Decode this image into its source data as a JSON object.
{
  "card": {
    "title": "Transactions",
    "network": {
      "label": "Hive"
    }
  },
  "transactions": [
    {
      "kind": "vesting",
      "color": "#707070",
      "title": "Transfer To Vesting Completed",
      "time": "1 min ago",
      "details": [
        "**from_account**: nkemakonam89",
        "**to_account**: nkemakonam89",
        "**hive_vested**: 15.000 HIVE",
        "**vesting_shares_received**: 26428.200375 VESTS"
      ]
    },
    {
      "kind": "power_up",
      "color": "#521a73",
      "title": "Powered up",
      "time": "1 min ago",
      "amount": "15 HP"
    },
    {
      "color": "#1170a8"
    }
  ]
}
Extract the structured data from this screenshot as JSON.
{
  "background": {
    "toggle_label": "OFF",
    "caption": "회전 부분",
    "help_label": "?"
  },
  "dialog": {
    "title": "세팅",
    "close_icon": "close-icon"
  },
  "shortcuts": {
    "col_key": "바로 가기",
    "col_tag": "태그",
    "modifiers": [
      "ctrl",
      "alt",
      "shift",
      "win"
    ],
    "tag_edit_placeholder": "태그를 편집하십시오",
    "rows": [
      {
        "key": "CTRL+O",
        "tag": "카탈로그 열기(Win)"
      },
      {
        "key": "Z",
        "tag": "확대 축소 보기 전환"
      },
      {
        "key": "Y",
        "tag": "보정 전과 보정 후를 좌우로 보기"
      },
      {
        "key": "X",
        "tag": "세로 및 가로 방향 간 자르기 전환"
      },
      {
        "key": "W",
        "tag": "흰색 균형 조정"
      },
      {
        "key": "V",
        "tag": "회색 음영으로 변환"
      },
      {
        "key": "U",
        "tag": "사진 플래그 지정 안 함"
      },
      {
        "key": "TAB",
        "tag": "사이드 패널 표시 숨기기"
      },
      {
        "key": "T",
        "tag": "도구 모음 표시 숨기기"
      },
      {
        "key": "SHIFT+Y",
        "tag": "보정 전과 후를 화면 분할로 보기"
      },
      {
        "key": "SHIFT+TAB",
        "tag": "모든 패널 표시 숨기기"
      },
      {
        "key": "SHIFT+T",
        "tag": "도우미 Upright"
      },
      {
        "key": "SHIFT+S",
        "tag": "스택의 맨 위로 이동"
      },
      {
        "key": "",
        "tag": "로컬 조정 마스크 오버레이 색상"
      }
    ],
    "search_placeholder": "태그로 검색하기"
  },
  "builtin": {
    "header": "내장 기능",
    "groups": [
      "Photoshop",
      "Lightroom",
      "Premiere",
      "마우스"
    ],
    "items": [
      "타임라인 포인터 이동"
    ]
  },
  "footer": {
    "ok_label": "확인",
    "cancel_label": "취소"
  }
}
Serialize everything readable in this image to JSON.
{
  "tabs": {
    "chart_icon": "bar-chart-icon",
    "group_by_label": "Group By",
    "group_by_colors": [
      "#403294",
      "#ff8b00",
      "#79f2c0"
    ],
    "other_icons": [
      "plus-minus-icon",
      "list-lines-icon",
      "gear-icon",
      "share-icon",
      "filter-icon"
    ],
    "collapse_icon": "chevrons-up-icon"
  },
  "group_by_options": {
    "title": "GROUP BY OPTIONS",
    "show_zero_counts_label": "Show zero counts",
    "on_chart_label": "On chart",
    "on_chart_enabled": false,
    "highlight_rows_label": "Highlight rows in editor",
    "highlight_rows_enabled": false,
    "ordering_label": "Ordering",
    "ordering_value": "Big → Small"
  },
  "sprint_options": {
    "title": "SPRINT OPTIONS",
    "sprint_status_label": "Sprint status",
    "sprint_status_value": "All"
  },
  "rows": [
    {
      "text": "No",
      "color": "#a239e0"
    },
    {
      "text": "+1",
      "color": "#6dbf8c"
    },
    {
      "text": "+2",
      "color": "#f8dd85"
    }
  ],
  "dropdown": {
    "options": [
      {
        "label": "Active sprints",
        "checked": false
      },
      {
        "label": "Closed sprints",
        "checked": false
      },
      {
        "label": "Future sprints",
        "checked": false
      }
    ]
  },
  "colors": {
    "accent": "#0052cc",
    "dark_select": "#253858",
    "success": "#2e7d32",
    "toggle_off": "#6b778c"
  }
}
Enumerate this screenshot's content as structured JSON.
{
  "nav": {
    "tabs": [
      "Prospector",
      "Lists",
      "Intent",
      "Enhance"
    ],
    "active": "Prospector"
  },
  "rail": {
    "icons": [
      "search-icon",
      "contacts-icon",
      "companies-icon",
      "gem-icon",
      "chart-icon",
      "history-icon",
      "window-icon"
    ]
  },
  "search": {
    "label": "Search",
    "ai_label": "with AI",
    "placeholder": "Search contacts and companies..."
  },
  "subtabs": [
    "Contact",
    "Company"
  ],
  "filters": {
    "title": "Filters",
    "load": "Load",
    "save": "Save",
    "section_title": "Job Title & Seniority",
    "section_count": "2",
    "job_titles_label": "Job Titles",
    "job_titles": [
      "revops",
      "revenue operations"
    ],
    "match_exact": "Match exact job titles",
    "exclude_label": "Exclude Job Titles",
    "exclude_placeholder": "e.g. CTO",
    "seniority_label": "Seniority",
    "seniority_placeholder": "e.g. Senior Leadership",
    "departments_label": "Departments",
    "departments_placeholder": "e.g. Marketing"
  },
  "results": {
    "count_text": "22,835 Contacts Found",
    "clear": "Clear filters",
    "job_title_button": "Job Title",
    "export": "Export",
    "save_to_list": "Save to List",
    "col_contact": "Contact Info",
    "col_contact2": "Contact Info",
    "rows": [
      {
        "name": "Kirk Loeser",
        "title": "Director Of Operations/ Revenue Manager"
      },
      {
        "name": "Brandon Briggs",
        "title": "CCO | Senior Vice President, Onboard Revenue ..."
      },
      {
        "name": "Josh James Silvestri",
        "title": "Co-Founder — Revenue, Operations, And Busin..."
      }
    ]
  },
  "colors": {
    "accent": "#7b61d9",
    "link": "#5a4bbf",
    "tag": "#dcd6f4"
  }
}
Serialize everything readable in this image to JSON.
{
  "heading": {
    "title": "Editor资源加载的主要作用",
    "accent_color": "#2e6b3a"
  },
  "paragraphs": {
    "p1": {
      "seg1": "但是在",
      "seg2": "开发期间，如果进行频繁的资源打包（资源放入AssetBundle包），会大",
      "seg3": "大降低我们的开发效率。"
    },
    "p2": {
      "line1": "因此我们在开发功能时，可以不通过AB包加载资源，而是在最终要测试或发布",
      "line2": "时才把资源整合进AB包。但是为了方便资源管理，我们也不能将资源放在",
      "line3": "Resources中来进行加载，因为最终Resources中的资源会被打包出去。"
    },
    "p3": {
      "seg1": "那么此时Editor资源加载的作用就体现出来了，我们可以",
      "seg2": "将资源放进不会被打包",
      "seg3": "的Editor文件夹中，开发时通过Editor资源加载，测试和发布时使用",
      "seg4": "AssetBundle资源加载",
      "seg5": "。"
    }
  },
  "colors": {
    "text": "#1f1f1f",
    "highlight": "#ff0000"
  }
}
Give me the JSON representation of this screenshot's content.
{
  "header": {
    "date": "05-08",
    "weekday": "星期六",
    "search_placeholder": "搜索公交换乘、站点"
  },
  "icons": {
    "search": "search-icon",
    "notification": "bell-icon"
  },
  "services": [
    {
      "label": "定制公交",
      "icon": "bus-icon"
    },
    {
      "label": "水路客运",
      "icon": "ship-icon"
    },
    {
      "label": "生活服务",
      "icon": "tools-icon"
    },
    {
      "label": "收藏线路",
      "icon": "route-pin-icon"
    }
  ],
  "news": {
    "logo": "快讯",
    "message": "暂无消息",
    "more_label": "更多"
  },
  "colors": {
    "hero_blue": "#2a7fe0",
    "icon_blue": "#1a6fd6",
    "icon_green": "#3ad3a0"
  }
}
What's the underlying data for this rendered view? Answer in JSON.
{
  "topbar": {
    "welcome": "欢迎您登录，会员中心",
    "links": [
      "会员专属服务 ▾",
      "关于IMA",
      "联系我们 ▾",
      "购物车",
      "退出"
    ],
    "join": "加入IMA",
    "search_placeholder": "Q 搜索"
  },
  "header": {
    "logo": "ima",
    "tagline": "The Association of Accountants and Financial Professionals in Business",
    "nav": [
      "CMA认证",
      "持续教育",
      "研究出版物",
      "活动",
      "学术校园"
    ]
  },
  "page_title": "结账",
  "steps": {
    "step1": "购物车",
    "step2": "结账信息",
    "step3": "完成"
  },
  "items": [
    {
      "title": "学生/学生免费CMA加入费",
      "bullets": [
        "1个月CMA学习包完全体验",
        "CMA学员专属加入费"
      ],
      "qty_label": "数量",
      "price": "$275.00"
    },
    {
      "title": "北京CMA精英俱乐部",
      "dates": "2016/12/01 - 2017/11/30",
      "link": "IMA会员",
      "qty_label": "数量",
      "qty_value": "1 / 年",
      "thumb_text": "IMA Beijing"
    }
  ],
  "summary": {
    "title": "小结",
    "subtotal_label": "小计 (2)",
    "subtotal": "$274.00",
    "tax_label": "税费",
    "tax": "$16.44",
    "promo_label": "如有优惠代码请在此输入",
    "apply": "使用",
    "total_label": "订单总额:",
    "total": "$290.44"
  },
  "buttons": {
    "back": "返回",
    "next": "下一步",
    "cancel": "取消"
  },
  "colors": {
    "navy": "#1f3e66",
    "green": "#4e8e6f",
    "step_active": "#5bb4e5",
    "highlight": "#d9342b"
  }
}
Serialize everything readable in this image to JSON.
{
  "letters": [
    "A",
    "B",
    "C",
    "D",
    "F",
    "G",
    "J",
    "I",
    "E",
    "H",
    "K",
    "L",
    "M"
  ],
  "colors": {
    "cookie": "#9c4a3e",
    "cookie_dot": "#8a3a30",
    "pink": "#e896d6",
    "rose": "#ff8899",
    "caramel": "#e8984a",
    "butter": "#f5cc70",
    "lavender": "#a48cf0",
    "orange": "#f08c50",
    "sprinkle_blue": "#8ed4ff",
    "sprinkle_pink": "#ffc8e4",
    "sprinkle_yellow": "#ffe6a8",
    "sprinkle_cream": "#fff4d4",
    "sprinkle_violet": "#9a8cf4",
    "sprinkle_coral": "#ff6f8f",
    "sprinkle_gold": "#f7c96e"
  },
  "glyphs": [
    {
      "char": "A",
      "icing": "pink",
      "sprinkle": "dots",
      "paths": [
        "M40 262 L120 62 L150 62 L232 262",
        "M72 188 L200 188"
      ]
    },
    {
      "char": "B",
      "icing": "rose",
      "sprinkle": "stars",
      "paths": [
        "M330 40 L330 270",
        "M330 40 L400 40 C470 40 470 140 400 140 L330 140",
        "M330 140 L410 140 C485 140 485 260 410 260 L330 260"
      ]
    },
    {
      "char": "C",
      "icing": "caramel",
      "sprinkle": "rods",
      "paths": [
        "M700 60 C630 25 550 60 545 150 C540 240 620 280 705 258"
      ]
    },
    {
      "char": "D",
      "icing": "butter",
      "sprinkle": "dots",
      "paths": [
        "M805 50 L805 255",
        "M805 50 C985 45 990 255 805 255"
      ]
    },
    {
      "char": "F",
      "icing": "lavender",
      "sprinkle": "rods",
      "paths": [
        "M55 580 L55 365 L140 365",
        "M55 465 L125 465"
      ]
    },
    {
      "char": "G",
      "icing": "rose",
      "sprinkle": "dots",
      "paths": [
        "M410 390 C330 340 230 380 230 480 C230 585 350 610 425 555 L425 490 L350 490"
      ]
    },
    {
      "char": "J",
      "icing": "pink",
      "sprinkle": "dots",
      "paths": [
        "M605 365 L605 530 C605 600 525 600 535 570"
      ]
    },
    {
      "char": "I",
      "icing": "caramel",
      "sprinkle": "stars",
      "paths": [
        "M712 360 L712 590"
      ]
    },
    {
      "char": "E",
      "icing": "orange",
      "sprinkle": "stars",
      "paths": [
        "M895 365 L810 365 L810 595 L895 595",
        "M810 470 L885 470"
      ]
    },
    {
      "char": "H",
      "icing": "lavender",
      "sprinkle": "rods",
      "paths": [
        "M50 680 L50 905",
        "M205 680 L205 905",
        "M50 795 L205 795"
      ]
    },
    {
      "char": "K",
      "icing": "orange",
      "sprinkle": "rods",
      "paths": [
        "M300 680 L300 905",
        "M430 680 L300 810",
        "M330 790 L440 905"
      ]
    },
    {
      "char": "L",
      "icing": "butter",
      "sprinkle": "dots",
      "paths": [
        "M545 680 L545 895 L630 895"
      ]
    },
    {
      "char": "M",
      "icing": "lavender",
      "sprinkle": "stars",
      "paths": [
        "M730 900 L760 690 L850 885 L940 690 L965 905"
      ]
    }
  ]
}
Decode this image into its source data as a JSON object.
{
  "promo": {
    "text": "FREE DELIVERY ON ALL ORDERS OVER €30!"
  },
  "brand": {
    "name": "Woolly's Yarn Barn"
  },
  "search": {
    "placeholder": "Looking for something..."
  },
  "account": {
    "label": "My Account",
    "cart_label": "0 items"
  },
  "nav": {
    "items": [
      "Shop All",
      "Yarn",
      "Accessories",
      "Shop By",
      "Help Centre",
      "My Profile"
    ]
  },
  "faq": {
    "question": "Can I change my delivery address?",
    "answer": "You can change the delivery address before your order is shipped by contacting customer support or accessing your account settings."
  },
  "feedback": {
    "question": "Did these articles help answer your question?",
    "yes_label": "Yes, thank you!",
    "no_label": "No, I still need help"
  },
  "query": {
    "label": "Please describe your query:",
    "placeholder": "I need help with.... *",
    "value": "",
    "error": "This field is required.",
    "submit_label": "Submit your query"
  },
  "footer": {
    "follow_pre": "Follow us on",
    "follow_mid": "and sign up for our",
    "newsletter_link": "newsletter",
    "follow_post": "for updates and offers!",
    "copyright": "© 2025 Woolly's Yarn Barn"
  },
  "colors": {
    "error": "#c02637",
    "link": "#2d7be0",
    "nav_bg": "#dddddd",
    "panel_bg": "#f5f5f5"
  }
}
● ● ● ●
§ Exercise brief:
Search the data for "companies". Copy every line that has it.

§ Task result:
      "companies-icon",
    "placeholder": "Search contacts and companies..."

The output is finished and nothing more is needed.